··· RECORD SET ···

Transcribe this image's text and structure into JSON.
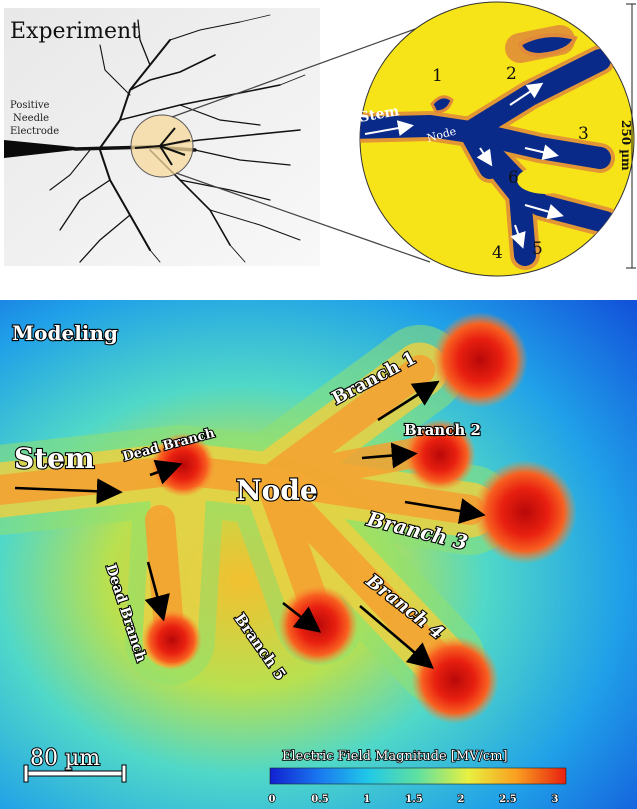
{
  "experiment": {
    "title": "Experiment",
    "electrode_label": [
      "Positive",
      "Needle",
      "Electrode"
    ],
    "zoom": {
      "stem": "Stem",
      "node": "Node",
      "branches": [
        "1",
        "2",
        "3",
        "4",
        "5",
        "6"
      ],
      "scale": "250 µm"
    }
  },
  "modeling": {
    "title": "Modeling",
    "labels": {
      "stem": "Stem",
      "node": "Node",
      "dead_branch_top": "Dead Branch",
      "dead_branch_left": "Dead Branch",
      "branch1": "Branch 1",
      "branch2": "Branch 2",
      "branch3": "Branch 3",
      "branch4": "Branch 4",
      "branch5": "Branch 5"
    },
    "scale_bar": "80 µm",
    "colorbar": {
      "title": "Electric Field Magnitude [MV/cm]",
      "ticks": [
        "0",
        "0.5",
        "1",
        "1.5",
        "2",
        "2.5",
        "3"
      ],
      "colors": [
        "#1020d0",
        "#1a7af0",
        "#20c8e8",
        "#60e0a0",
        "#e8f040",
        "#f8a020",
        "#e82010"
      ]
    }
  }
}
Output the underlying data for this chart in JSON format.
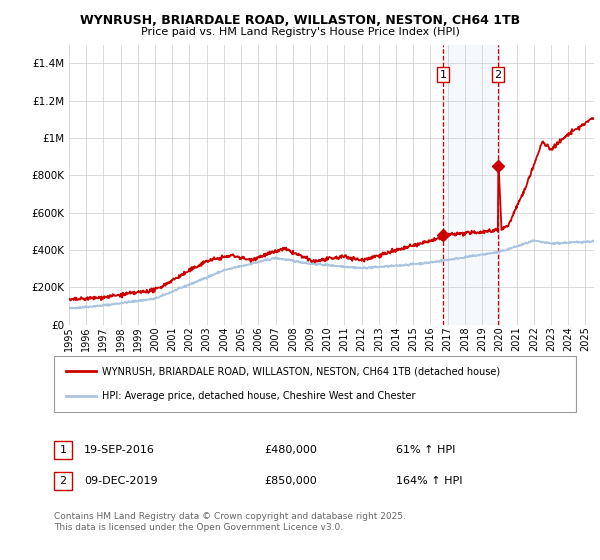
{
  "title": "WYNRUSH, BRIARDALE ROAD, WILLASTON, NESTON, CH64 1TB",
  "subtitle": "Price paid vs. HM Land Registry's House Price Index (HPI)",
  "ylim": [
    0,
    1500000
  ],
  "yticks": [
    0,
    200000,
    400000,
    600000,
    800000,
    1000000,
    1200000,
    1400000
  ],
  "ytick_labels": [
    "£0",
    "£200K",
    "£400K",
    "£600K",
    "£800K",
    "£1M",
    "£1.2M",
    "£1.4M"
  ],
  "xlim_start": 1995.0,
  "xlim_end": 2025.5,
  "xticks": [
    1995,
    1996,
    1997,
    1998,
    1999,
    2000,
    2001,
    2002,
    2003,
    2004,
    2005,
    2006,
    2007,
    2008,
    2009,
    2010,
    2011,
    2012,
    2013,
    2014,
    2015,
    2016,
    2017,
    2018,
    2019,
    2020,
    2021,
    2022,
    2023,
    2024,
    2025
  ],
  "hpi_color": "#aac4e0",
  "house_color": "#cc0000",
  "shade_color": "#dce9f5",
  "dashed_color": "#cc0000",
  "marker1_date": 2016.72,
  "marker1_price": 480000,
  "marker2_date": 2019.93,
  "marker2_price": 850000,
  "legend_house": "WYNRUSH, BRIARDALE ROAD, WILLASTON, NESTON, CH64 1TB (detached house)",
  "legend_hpi": "HPI: Average price, detached house, Cheshire West and Chester",
  "sale1_label": "1",
  "sale1_date": "19-SEP-2016",
  "sale1_price": "£480,000",
  "sale1_hpi": "61% ↑ HPI",
  "sale2_label": "2",
  "sale2_date": "09-DEC-2019",
  "sale2_price": "£850,000",
  "sale2_hpi": "164% ↑ HPI",
  "footnote": "Contains HM Land Registry data © Crown copyright and database right 2025.\nThis data is licensed under the Open Government Licence v3.0.",
  "background_color": "#ffffff",
  "grid_color": "#cccccc"
}
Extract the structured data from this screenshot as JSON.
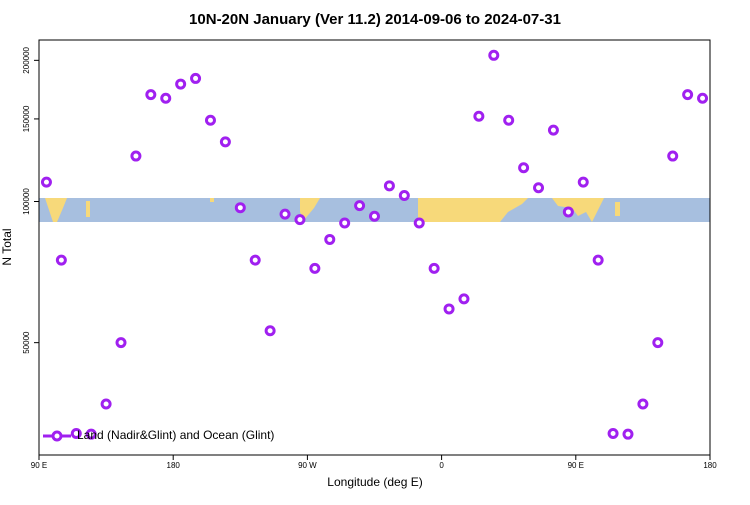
{
  "chart_data": {
    "type": "scatter",
    "title": "10N-20N January (Ver 11.2)   2014-09-06 to 2024-07-31",
    "xlabel": "Longitude (deg E)",
    "ylabel": "N Total",
    "x": [
      95,
      105,
      115,
      125,
      135,
      145,
      155,
      165,
      175,
      185,
      195,
      205,
      215,
      225,
      235,
      245,
      255,
      265,
      275,
      285,
      295,
      305,
      315,
      325,
      335,
      345,
      355,
      365,
      375,
      385,
      395,
      405,
      415,
      425,
      435,
      445,
      455,
      465,
      475,
      485,
      495,
      505,
      515,
      525,
      535
    ],
    "series": [
      {
        "name": "Land (Nadir&Glint) and Ocean (Glint)",
        "color": "#a020f0",
        "values": [
          110000,
          75000,
          32000,
          31900,
          37000,
          50000,
          125000,
          169000,
          166000,
          178000,
          183000,
          149000,
          134000,
          97000,
          75000,
          53000,
          94000,
          91500,
          72000,
          83000,
          90000,
          98000,
          93000,
          108000,
          103000,
          90000,
          72000,
          59000,
          62000,
          152000,
          205000,
          149000,
          118000,
          107000,
          142000,
          95000,
          110000,
          75000,
          32000,
          31900,
          37000,
          50000,
          125000,
          169000,
          166000
        ]
      }
    ],
    "xlim": [
      90,
      540
    ],
    "xticks": [
      {
        "value": 90,
        "label": "90 E"
      },
      180,
      {
        "value": 270,
        "label": "90 W"
      },
      {
        "value": 360,
        "label": "0"
      },
      {
        "value": 450,
        "label": "90 E"
      },
      {
        "value": 540,
        "label": "180"
      }
    ],
    "ylim": [
      28800,
      221000
    ],
    "yticks": [
      50000,
      100000,
      150000,
      200000
    ],
    "log_y": true,
    "legend": "bottom-left"
  }
}
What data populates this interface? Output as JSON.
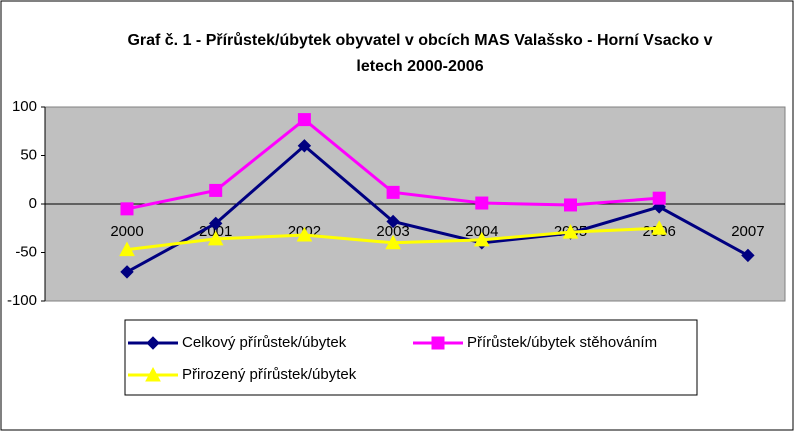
{
  "chart_data": {
    "type": "line",
    "title": "Graf č. 1 - Přírůstek/úbytek obyvatel v obcích MAS Valašsko - Horní Vsacko v letech 2000-2006",
    "categories": [
      "2000",
      "2001",
      "2002",
      "2003",
      "2004",
      "2005",
      "2006",
      "2007"
    ],
    "series": [
      {
        "name": "Celkový přírůstek/úbytek",
        "color": "#000080",
        "marker": "diamond",
        "values": [
          -70,
          -20,
          60,
          -18,
          -40,
          -30,
          -3,
          -53
        ]
      },
      {
        "name": "Přírůstek/úbytek stěhováním",
        "color": "#ff00ff",
        "marker": "square",
        "values": [
          -5,
          14,
          87,
          12,
          1,
          -1,
          6,
          null
        ]
      },
      {
        "name": "Přirozený přírůstek/úbytek",
        "color": "#ffff00",
        "marker": "triangle",
        "values": [
          -47,
          -36,
          -32,
          -40,
          -37,
          -29,
          -25,
          null
        ]
      }
    ],
    "ylim": [
      -100,
      100
    ],
    "yticks": [
      -100,
      -50,
      0,
      50,
      100
    ],
    "grid": false,
    "legend": "bottom"
  }
}
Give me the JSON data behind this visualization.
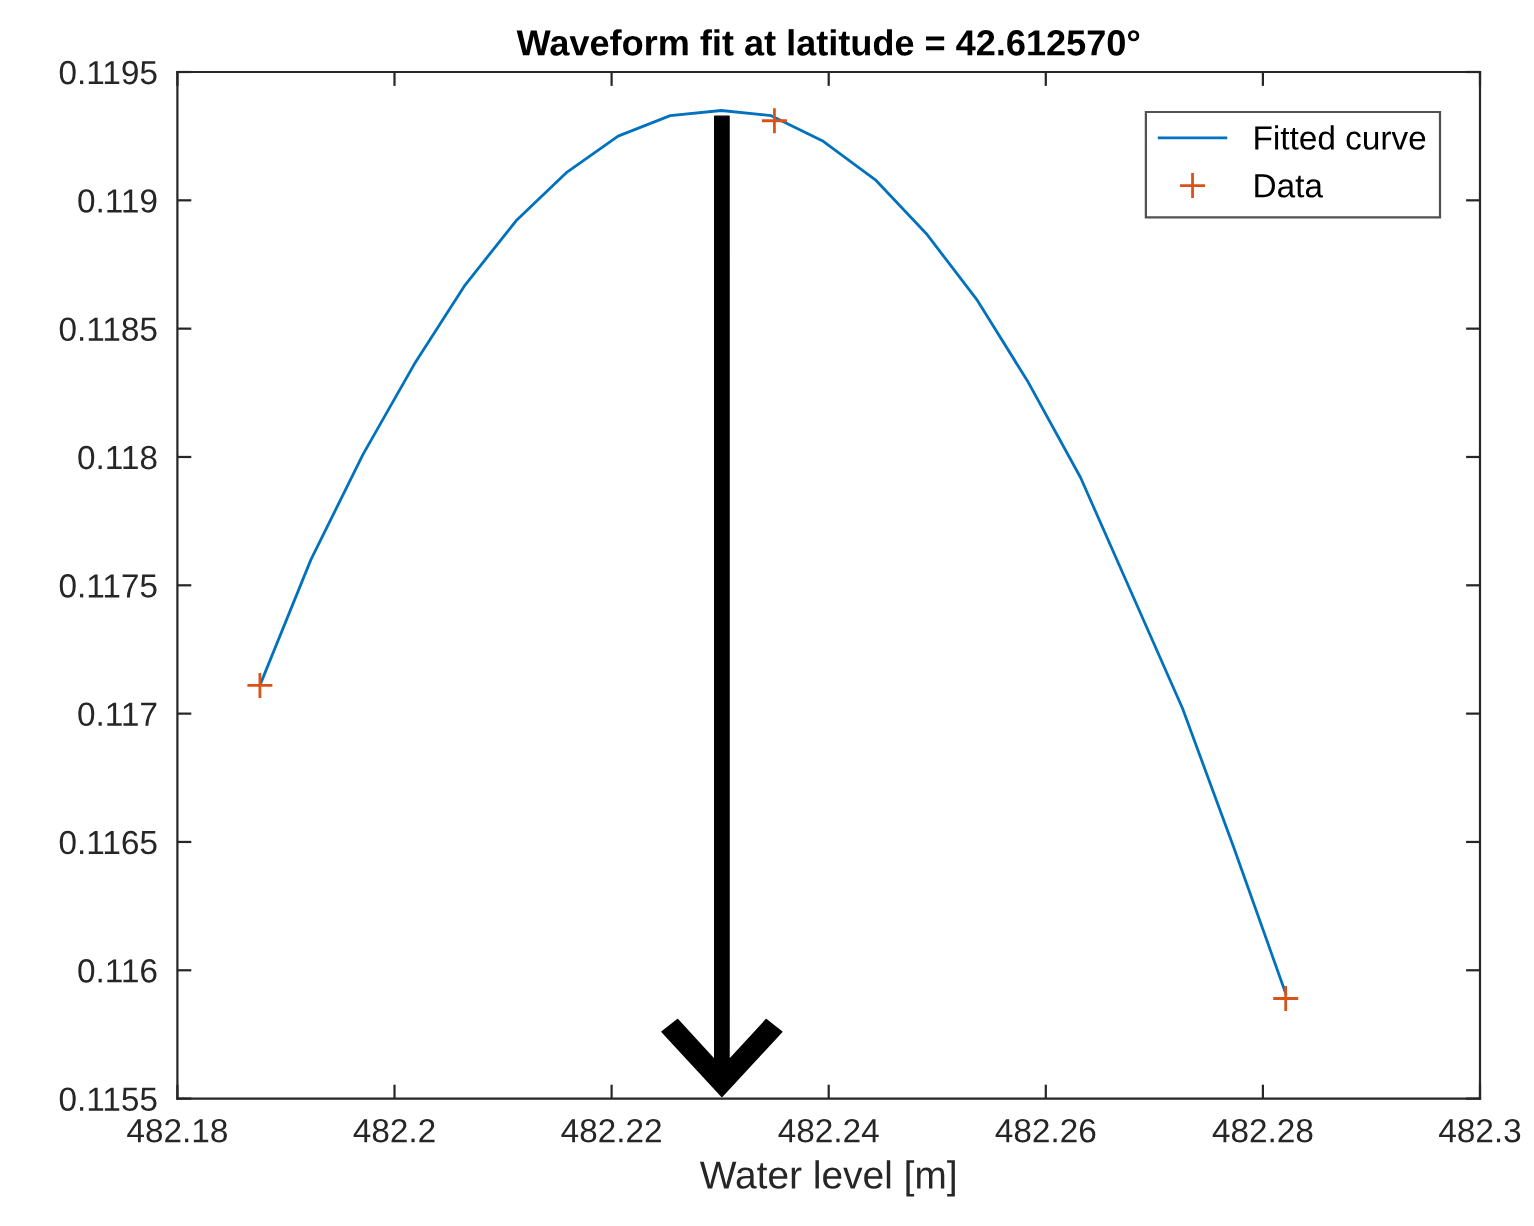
{
  "chart_data": {
    "type": "line",
    "title": "Waveform fit at latitude = 42.612570°",
    "xlabel": "Water level [m]",
    "series": [
      {
        "name": "Fitted curve",
        "color": "#0072bd",
        "marker": "none",
        "x": [
          482.1876,
          482.1923,
          482.1971,
          482.2018,
          482.2065,
          482.2112,
          482.2159,
          482.2206,
          482.2254,
          482.2301,
          482.2347,
          482.2395,
          482.2443,
          482.249,
          482.2537,
          482.2584,
          482.2632,
          482.2679,
          482.2726,
          482.2773,
          482.2821
        ],
        "values": [
          0.11711,
          0.1176,
          0.11801,
          0.11836,
          0.11867,
          0.11892,
          0.11911,
          0.11925,
          0.11933,
          0.11935,
          0.11933,
          0.11923,
          0.11908,
          0.11887,
          0.11861,
          0.11829,
          0.11792,
          0.11747,
          0.11702,
          0.11648,
          0.11591
        ]
      },
      {
        "name": "Data",
        "type": "scatter",
        "color": "#d95319",
        "marker": "cross",
        "x": [
          482.1876,
          482.235,
          482.2821
        ],
        "values": [
          0.11711,
          0.11931,
          0.11589
        ]
      }
    ],
    "xlim": [
      482.18,
      482.3
    ],
    "xticks": [
      482.18,
      482.2,
      482.22,
      482.24,
      482.26,
      482.28,
      482.3
    ],
    "ylim": [
      0.1155,
      0.1195
    ],
    "yticks": [
      0.1155,
      0.116,
      0.1165,
      0.117,
      0.1175,
      0.118,
      0.1185,
      0.119,
      0.1195
    ],
    "grid": false,
    "legend": "top right"
  }
}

···

» **THE TASK**: Quote the data above in full, leaving out the pictures it holds.

» **ANSWER BELOW**:
Transcribe this image's text and structure into JSON.
{
  "experiment": {
    "title": "Experiment",
    "electrode_label": [
      "Positive",
      "Needle",
      "Electrode"
    ],
    "zoom": {
      "stem": "Stem",
      "node": "Node",
      "branches": [
        "1",
        "2",
        "3",
        "4",
        "5",
        "6"
      ],
      "scale": "250 µm"
    }
  },
  "modeling": {
    "title": "Modeling",
    "labels": {
      "stem": "Stem",
      "node": "Node",
      "dead_branch_top": "Dead Branch",
      "dead_branch_left": "Dead Branch",
      "branch1": "Branch 1",
      "branch2": "Branch 2",
      "branch3": "Branch 3",
      "branch4": "Branch 4",
      "branch5": "Branch 5"
    },
    "scale_bar": "80 µm",
    "colorbar": {
      "title": "Electric Field Magnitude [MV/cm]",
      "ticks": [
        "0",
        "0.5",
        "1",
        "1.5",
        "2",
        "2.5",
        "3"
      ],
      "colors": [
        "#1020d0",
        "#1a7af0",
        "#20c8e8",
        "#60e0a0",
        "#e8f040",
        "#f8a020",
        "#e82010"
      ]
    }
  }
}
Output the underlying data for this chart in JSON format.
{
  "title": "WYNRUSH, BRIARDALE ROAD, WILLASTON, NESTON, CH64 1TB",
  "subtitle": "Price paid vs. HM Land Registry's House Price Index (HPI)",
  "ylim": [
    0,
    1500000
  ],
  "yticks": [
    0,
    200000,
    400000,
    600000,
    800000,
    1000000,
    1200000,
    1400000
  ],
  "ytick_labels": [
    "£0",
    "£200K",
    "£400K",
    "£600K",
    "£800K",
    "£1M",
    "£1.2M",
    "£1.4M"
  ],
  "xlim_start": 1995.0,
  "xlim_end": 2025.5,
  "xticks": [
    1995,
    1996,
    1997,
    1998,
    1999,
    2000,
    2001,
    2002,
    2003,
    2004,
    2005,
    2006,
    2007,
    2008,
    2009,
    2010,
    2011,
    2012,
    2013,
    2014,
    2015,
    2016,
    2017,
    2018,
    2019,
    2020,
    2021,
    2022,
    2023,
    2024,
    2025
  ],
  "hpi_color": "#aac4e0",
  "house_color": "#cc0000",
  "shade_color": "#dce9f5",
  "dashed_color": "#cc0000",
  "marker1_date": 2016.72,
  "marker1_price": 480000,
  "marker2_date": 2019.93,
  "marker2_price": 850000,
  "legend_house": "WYNRUSH, BRIARDALE ROAD, WILLASTON, NESTON, CH64 1TB (detached house)",
  "legend_hpi": "HPI: Average price, detached house, Cheshire West and Chester",
  "sale1_label": "1",
  "sale1_date": "19-SEP-2016",
  "sale1_price": "£480,000",
  "sale1_hpi": "61% ↑ HPI",
  "sale2_label": "2",
  "sale2_date": "09-DEC-2019",
  "sale2_price": "£850,000",
  "sale2_hpi": "164% ↑ HPI",
  "footnote": "Contains HM Land Registry data © Crown copyright and database right 2025.\nThis data is licensed under the Open Government Licence v3.0.",
  "background_color": "#ffffff",
  "grid_color": "#cccccc"
}
Extract the structured data from this screenshot as JSON.
{
  "chart_data": {
    "type": "scatter",
    "title": "10N-20N January (Ver 11.2)   2014-09-06 to 2024-07-31",
    "xlabel": "Longitude (deg E)",
    "ylabel": "N Total",
    "x": [
      95,
      105,
      115,
      125,
      135,
      145,
      155,
      165,
      175,
      185,
      195,
      205,
      215,
      225,
      235,
      245,
      255,
      265,
      275,
      285,
      295,
      305,
      315,
      325,
      335,
      345,
      355,
      365,
      375,
      385,
      395,
      405,
      415,
      425,
      435,
      445,
      455,
      465,
      475,
      485,
      495,
      505,
      515,
      525,
      535
    ],
    "series": [
      {
        "name": "Land (Nadir&Glint) and Ocean (Glint)",
        "color": "#a020f0",
        "values": [
          110000,
          75000,
          32000,
          31900,
          37000,
          50000,
          125000,
          169000,
          166000,
          178000,
          183000,
          149000,
          134000,
          97000,
          75000,
          53000,
          94000,
          91500,
          72000,
          83000,
          90000,
          98000,
          93000,
          108000,
          103000,
          90000,
          72000,
          59000,
          62000,
          152000,
          205000,
          149000,
          118000,
          107000,
          142000,
          95000,
          110000,
          75000,
          32000,
          31900,
          37000,
          50000,
          125000,
          169000,
          166000
        ]
      }
    ],
    "xlim": [
      90,
      540
    ],
    "xticks": [
      {
        "value": 90,
        "label": "90 E"
      },
      180,
      {
        "value": 270,
        "label": "90 W"
      },
      {
        "value": 360,
        "label": "0"
      },
      {
        "value": 450,
        "label": "90 E"
      },
      {
        "value": 540,
        "label": "180"
      }
    ],
    "ylim": [
      28800,
      221000
    ],
    "yticks": [
      50000,
      100000,
      150000,
      200000
    ],
    "log_y": true,
    "legend": "bottom-left"
  }
}
What data populates this interface? Output as JSON.
{
  "chart_data": {
    "type": "line",
    "title": "Graf č. 1 - Přírůstek/úbytek obyvatel v obcích MAS Valašsko - Horní Vsacko v letech 2000-2006",
    "categories": [
      "2000",
      "2001",
      "2002",
      "2003",
      "2004",
      "2005",
      "2006",
      "2007"
    ],
    "series": [
      {
        "name": "Celkový přírůstek/úbytek",
        "color": "#000080",
        "marker": "diamond",
        "values": [
          -70,
          -20,
          60,
          -18,
          -40,
          -30,
          -3,
          -53
        ]
      },
      {
        "name": "Přírůstek/úbytek stěhováním",
        "color": "#ff00ff",
        "marker": "square",
        "values": [
          -5,
          14,
          87,
          12,
          1,
          -1,
          6,
          null
        ]
      },
      {
        "name": "Přirozený přírůstek/úbytek",
        "color": "#ffff00",
        "marker": "triangle",
        "values": [
          -47,
          -36,
          -32,
          -40,
          -37,
          -29,
          -25,
          null
        ]
      }
    ],
    "ylim": [
      -100,
      100
    ],
    "yticks": [
      -100,
      -50,
      0,
      50,
      100
    ],
    "grid": false,
    "legend": "bottom"
  }
}
Give me the JSON data behind this visualization.
{
  "chart_data": {
    "type": "line",
    "title": "Waveform fit at latitude = 42.612570°",
    "xlabel": "Water level [m]",
    "series": [
      {
        "name": "Fitted curve",
        "color": "#0072bd",
        "marker": "none",
        "x": [
          482.1876,
          482.1923,
          482.1971,
          482.2018,
          482.2065,
          482.2112,
          482.2159,
          482.2206,
          482.2254,
          482.2301,
          482.2347,
          482.2395,
          482.2443,
          482.249,
          482.2537,
          482.2584,
          482.2632,
          482.2679,
          482.2726,
          482.2773,
          482.2821
        ],
        "values": [
          0.11711,
          0.1176,
          0.11801,
          0.11836,
          0.11867,
          0.11892,
          0.11911,
          0.11925,
          0.11933,
          0.11935,
          0.11933,
          0.11923,
          0.11908,
          0.11887,
          0.11861,
          0.11829,
          0.11792,
          0.11747,
          0.11702,
          0.11648,
          0.11591
        ]
      },
      {
        "name": "Data",
        "type": "scatter",
        "color": "#d95319",
        "marker": "cross",
        "x": [
          482.1876,
          482.235,
          482.2821
        ],
        "values": [
          0.11711,
          0.11931,
          0.11589
        ]
      }
    ],
    "xlim": [
      482.18,
      482.3
    ],
    "xticks": [
      482.18,
      482.2,
      482.22,
      482.24,
      482.26,
      482.28,
      482.3
    ],
    "ylim": [
      0.1155,
      0.1195
    ],
    "yticks": [
      0.1155,
      0.116,
      0.1165,
      0.117,
      0.1175,
      0.118,
      0.1185,
      0.119,
      0.1195
    ],
    "grid": false,
    "legend": "top right"
  }
}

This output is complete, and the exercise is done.